TASK MATERIAL:
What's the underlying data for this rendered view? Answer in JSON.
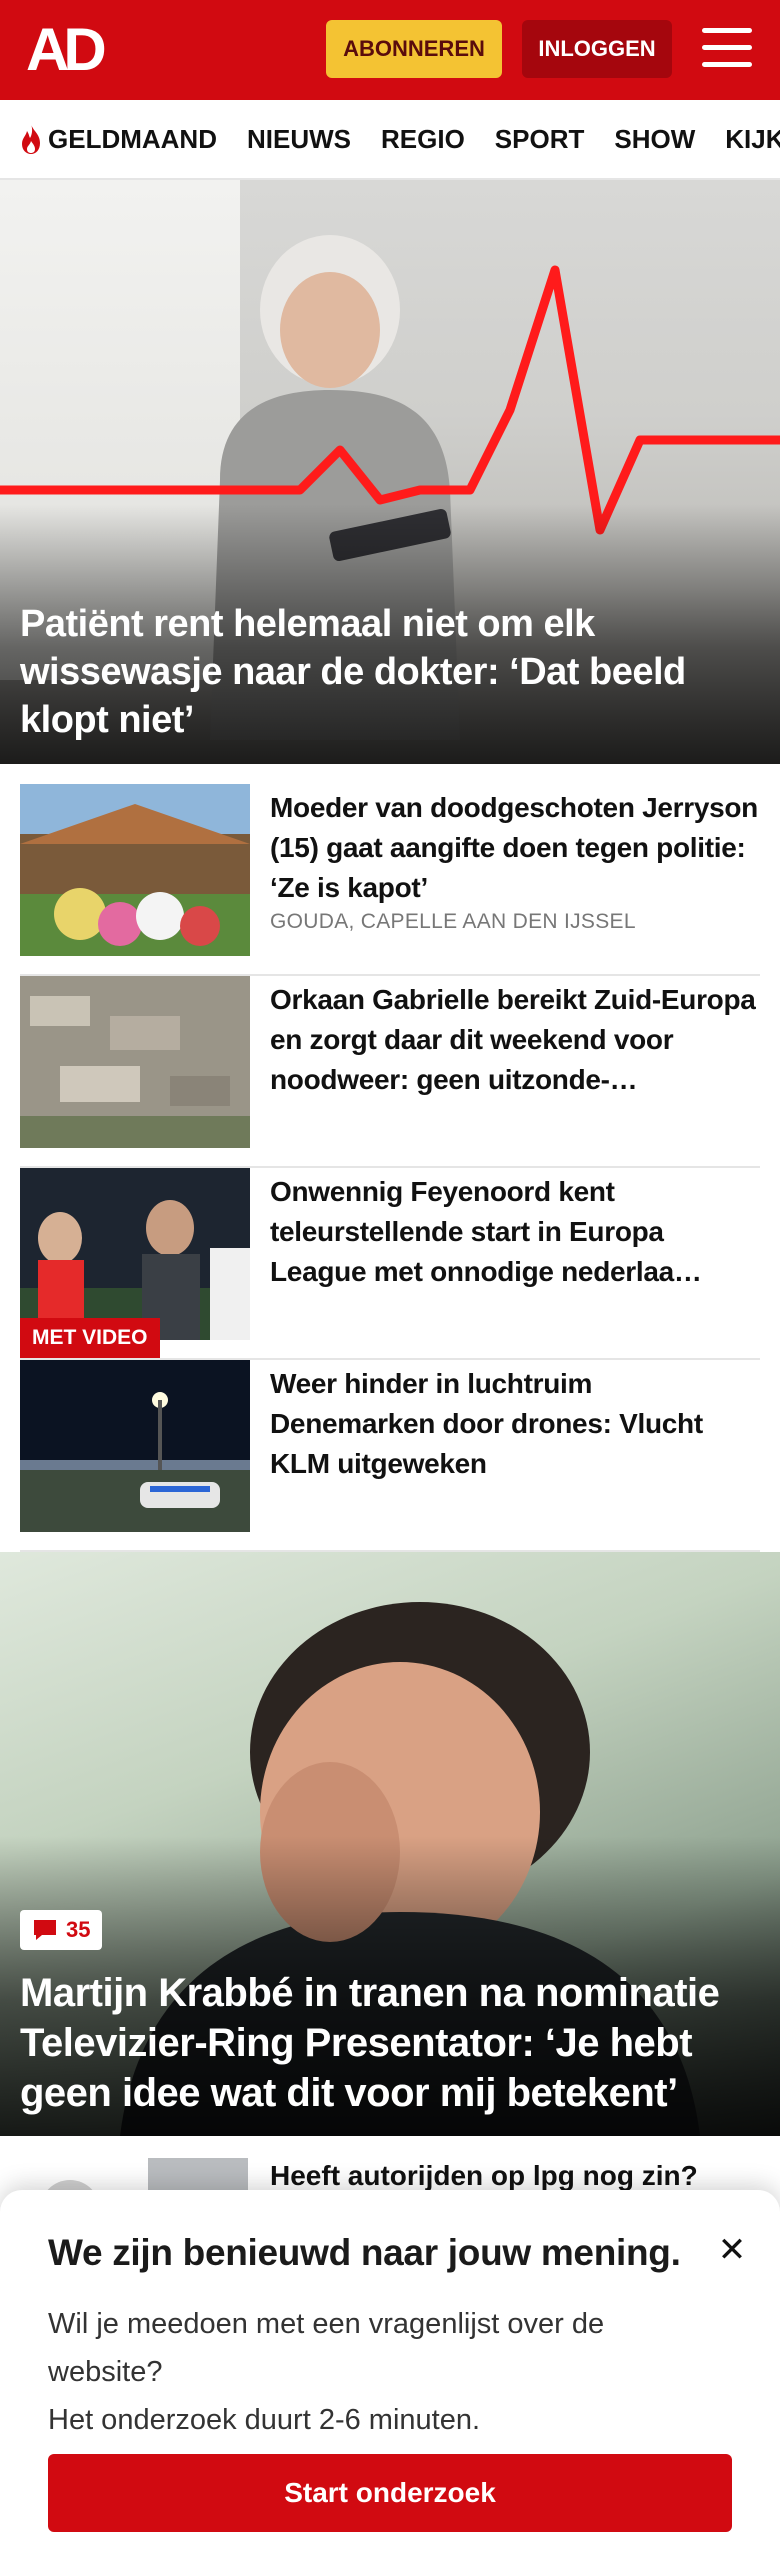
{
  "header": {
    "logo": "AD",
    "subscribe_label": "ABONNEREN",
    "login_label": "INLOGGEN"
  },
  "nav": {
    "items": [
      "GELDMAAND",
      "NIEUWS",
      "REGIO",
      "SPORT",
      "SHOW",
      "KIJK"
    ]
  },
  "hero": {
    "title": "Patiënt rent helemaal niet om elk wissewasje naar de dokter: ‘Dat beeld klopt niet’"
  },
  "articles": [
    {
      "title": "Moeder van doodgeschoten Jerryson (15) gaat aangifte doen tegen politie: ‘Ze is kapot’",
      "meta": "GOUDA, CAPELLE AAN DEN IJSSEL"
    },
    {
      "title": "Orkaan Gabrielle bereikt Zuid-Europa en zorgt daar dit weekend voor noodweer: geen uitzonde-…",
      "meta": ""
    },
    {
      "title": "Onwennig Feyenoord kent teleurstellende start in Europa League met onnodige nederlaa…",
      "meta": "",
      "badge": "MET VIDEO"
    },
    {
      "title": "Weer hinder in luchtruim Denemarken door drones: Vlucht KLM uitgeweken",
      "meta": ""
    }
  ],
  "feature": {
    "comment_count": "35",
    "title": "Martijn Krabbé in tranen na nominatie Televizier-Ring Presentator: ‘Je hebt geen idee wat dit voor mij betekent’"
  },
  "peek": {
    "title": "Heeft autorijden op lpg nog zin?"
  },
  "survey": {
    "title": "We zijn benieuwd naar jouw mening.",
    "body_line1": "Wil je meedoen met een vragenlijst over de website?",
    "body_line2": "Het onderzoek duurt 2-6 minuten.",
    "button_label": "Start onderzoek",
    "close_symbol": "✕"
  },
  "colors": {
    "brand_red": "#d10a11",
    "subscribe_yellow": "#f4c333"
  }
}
==
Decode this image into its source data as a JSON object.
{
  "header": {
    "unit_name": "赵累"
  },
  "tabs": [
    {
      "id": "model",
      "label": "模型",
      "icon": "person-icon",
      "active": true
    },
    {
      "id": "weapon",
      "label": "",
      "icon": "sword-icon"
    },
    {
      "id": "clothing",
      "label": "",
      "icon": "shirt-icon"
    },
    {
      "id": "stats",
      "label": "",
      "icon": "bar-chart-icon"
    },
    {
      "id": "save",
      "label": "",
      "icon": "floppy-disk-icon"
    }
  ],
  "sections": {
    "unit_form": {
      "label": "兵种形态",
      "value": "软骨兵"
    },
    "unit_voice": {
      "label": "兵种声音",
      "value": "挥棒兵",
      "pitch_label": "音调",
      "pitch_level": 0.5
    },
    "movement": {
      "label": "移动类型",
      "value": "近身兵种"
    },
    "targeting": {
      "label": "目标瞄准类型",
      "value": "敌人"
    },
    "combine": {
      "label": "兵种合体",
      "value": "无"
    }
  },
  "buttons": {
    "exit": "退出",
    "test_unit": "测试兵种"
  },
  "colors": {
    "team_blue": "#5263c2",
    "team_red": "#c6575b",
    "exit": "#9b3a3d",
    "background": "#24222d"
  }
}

WHAT TO DO:
Going through the data, tally the lines containing "geen" and report only the result.

COMPLETE RESPONSE:
2